EXERCISE REQUIREMENTS –
Copy all records verbatim.
── INPUT RECORDS
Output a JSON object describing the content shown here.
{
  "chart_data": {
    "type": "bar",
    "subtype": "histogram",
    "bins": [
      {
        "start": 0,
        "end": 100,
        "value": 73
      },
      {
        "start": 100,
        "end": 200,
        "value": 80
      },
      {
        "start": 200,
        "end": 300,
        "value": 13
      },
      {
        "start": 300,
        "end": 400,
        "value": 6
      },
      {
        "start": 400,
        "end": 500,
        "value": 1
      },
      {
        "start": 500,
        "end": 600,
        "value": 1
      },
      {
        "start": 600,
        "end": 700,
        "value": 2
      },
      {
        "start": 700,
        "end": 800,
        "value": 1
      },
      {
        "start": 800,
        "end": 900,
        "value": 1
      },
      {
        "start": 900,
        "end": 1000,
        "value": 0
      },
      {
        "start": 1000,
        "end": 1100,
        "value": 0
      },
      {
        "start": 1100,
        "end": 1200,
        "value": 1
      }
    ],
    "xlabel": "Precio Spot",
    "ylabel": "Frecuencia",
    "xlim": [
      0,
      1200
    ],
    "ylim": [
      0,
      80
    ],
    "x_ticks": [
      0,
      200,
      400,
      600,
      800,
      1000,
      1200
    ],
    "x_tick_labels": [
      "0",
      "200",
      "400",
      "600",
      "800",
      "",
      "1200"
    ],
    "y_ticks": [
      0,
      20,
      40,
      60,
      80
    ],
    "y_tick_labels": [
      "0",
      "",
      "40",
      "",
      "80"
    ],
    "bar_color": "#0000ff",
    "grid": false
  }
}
────
SOLUTION FOR THIS PROBLEM –
Output a JSON object describing the content shown here.
{
  "chart_data": {
    "type": "bar",
    "subtype": "histogram",
    "bins": [
      {
        "start": 0,
        "end": 100,
        "value": 73
      },
      {
        "start": 100,
        "end": 200,
        "value": 80
      },
      {
        "start": 200,
        "end": 300,
        "value": 13
      },
      {
        "start": 300,
        "end": 400,
        "value": 6
      },
      {
        "start": 400,
        "end": 500,
        "value": 1
      },
      {
        "start": 500,
        "end": 600,
        "value": 1
      },
      {
        "start": 600,
        "end": 700,
        "value": 2
      },
      {
        "start": 700,
        "end": 800,
        "value": 1
      },
      {
        "start": 800,
        "end": 900,
        "value": 1
      },
      {
        "start": 900,
        "end": 1000,
        "value": 0
      },
      {
        "start": 1000,
        "end": 1100,
        "value": 0
      },
      {
        "start": 1100,
        "end": 1200,
        "value": 1
      }
    ],
    "xlabel": "Precio Spot",
    "ylabel": "Frecuencia",
    "xlim": [
      0,
      1200
    ],
    "ylim": [
      0,
      80
    ],
    "x_ticks": [
      0,
      200,
      400,
      600,
      800,
      1000,
      1200
    ],
    "x_tick_labels": [
      "0",
      "200",
      "400",
      "600",
      "800",
      "",
      "1200"
    ],
    "y_ticks": [
      0,
      20,
      40,
      60,
      80
    ],
    "y_tick_labels": [
      "0",
      "",
      "40",
      "",
      "80"
    ],
    "bar_color": "#0000ff",
    "grid": false
  }
}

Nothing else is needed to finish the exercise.